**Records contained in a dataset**
------------------------------------------------------------------------

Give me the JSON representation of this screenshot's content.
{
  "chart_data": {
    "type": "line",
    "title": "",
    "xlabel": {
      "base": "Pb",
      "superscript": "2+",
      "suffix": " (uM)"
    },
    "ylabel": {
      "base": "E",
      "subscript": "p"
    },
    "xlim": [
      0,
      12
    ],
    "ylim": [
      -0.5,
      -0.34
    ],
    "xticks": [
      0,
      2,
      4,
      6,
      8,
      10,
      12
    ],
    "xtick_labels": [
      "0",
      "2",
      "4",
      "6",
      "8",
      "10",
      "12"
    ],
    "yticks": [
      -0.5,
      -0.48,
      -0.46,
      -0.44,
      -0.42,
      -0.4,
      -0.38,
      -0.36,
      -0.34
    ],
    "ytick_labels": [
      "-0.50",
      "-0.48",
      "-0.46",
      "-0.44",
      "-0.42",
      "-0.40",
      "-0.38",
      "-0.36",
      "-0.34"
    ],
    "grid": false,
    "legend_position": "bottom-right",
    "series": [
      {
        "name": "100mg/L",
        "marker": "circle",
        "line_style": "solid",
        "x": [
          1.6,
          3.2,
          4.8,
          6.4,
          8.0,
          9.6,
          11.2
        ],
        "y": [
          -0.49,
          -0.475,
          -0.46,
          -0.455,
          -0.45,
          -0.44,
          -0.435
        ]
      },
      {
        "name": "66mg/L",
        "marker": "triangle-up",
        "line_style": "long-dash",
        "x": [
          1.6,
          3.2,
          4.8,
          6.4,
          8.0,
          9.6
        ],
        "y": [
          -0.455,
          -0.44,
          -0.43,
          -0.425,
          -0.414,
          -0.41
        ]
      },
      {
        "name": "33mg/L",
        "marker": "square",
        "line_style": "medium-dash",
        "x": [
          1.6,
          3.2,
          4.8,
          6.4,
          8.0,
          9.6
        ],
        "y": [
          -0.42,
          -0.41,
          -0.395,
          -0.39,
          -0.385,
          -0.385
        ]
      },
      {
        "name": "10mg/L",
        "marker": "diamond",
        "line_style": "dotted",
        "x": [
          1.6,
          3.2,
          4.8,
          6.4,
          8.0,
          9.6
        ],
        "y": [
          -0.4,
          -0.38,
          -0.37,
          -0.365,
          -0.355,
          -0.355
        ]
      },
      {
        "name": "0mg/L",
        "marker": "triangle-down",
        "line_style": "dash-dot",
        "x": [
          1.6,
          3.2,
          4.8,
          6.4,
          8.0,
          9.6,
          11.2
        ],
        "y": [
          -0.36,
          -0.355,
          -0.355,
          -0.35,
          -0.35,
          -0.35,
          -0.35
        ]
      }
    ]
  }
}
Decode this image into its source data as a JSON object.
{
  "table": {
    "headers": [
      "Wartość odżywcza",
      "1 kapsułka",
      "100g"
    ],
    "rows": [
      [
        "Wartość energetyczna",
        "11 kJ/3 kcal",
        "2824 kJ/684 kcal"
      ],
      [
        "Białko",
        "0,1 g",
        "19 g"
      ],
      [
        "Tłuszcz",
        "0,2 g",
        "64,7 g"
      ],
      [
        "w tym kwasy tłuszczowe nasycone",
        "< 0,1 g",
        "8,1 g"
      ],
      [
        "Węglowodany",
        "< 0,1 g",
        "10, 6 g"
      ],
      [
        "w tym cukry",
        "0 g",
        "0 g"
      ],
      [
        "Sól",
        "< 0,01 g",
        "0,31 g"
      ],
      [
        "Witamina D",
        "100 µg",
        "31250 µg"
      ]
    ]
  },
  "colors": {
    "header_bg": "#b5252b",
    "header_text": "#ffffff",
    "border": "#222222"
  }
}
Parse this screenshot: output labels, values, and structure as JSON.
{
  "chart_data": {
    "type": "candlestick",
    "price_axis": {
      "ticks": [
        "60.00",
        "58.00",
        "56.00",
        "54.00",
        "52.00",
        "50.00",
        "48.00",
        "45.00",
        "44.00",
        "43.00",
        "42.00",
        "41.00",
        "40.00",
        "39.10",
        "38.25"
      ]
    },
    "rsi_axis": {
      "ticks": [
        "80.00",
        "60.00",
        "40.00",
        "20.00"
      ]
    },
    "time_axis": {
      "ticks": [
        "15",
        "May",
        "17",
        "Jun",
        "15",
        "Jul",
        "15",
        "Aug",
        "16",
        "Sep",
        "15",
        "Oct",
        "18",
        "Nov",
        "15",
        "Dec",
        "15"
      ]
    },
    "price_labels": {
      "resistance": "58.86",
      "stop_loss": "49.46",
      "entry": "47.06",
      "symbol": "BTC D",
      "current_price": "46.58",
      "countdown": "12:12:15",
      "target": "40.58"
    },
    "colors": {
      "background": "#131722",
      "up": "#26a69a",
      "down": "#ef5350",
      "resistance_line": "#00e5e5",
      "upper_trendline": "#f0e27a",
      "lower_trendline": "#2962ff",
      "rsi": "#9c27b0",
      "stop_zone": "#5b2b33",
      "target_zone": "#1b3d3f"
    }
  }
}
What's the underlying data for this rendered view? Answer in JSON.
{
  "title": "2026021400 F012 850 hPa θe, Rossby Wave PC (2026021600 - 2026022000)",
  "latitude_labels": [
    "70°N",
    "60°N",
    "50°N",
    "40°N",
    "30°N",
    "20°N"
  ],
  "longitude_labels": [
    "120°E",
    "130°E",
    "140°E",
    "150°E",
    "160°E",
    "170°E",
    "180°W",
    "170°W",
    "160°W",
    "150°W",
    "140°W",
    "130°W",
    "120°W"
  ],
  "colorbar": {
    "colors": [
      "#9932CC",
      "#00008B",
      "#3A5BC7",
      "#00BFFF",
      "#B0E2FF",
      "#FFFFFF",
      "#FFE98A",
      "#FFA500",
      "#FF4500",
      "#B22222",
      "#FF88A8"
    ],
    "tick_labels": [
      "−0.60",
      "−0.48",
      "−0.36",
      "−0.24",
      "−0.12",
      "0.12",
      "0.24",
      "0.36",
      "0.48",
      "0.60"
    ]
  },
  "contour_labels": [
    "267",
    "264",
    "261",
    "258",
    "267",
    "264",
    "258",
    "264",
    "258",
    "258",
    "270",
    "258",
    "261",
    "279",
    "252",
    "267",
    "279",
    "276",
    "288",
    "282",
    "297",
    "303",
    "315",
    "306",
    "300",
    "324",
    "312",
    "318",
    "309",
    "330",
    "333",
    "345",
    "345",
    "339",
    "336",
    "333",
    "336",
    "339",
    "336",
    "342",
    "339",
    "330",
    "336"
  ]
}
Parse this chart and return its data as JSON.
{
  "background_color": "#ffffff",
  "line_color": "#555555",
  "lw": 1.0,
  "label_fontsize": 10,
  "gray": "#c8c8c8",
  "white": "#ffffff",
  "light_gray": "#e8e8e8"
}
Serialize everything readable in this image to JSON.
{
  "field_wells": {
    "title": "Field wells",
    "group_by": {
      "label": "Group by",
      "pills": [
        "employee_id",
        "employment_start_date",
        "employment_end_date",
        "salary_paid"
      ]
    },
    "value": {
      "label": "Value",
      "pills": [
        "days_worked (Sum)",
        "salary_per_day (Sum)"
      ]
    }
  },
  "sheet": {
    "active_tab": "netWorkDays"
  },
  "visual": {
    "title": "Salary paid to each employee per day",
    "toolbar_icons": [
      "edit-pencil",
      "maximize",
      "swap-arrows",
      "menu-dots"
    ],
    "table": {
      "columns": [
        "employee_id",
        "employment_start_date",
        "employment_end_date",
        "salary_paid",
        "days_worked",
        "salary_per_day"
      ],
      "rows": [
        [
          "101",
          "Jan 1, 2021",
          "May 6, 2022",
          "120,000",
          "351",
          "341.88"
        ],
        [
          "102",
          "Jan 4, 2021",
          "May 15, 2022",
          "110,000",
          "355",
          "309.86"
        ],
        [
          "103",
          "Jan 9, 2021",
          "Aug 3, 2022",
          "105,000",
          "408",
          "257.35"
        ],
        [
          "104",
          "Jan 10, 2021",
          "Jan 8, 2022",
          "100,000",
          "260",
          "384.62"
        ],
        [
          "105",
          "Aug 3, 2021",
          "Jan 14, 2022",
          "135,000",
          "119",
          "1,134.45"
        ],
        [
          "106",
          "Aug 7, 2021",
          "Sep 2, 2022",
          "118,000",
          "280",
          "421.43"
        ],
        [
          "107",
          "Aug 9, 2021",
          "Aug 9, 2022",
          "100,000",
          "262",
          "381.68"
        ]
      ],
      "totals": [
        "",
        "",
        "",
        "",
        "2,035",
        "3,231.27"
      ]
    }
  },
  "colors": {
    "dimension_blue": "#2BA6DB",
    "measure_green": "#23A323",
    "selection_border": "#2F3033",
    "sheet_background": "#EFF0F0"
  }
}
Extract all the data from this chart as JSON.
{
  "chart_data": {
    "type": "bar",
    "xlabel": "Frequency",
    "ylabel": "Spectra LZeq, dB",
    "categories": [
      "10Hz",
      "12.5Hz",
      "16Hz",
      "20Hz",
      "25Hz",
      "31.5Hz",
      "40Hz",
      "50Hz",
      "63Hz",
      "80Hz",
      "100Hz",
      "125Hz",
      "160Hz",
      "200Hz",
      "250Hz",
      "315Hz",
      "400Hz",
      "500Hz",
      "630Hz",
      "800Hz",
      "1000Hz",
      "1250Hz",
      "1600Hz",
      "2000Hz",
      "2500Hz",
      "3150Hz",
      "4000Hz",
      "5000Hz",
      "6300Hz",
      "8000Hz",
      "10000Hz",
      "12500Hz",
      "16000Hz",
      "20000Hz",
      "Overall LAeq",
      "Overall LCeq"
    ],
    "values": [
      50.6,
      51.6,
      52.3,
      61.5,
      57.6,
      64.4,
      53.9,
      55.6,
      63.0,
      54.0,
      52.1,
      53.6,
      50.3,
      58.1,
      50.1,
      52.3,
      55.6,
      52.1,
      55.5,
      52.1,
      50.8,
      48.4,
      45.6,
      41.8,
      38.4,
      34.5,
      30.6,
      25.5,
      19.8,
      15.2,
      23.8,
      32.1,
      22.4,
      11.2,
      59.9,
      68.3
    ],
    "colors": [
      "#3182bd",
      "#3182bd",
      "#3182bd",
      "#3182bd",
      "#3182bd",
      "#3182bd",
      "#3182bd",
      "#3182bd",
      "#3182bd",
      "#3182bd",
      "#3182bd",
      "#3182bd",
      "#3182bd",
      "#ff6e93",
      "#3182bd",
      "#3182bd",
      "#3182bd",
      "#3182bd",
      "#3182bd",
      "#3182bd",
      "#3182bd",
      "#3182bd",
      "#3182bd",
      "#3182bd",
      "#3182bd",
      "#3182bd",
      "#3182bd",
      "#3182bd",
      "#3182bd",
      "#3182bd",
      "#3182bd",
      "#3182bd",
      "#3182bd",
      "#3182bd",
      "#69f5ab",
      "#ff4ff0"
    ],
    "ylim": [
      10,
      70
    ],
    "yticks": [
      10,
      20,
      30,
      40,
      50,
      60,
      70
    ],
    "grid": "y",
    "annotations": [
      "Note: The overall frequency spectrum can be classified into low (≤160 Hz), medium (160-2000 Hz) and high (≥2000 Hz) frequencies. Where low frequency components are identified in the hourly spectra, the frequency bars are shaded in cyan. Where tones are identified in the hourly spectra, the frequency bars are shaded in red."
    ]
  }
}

------------------------------------------------------------------------

**EXERCISE AIM**
Copy each line of the listing that includes "this".

**SOLVED EXERCISE**
Give me the JSON representation of this screenshot's content.
Decode this image into its source data as a JSON object.
Parse this screenshot: output labels, values, and structure as JSON.
What's the underlying data for this rendered view? Answer in JSON.
Parse this chart and return its data as JSON.
Serialize everything readable in this image to JSON.
Extract all the data from this chart as JSON.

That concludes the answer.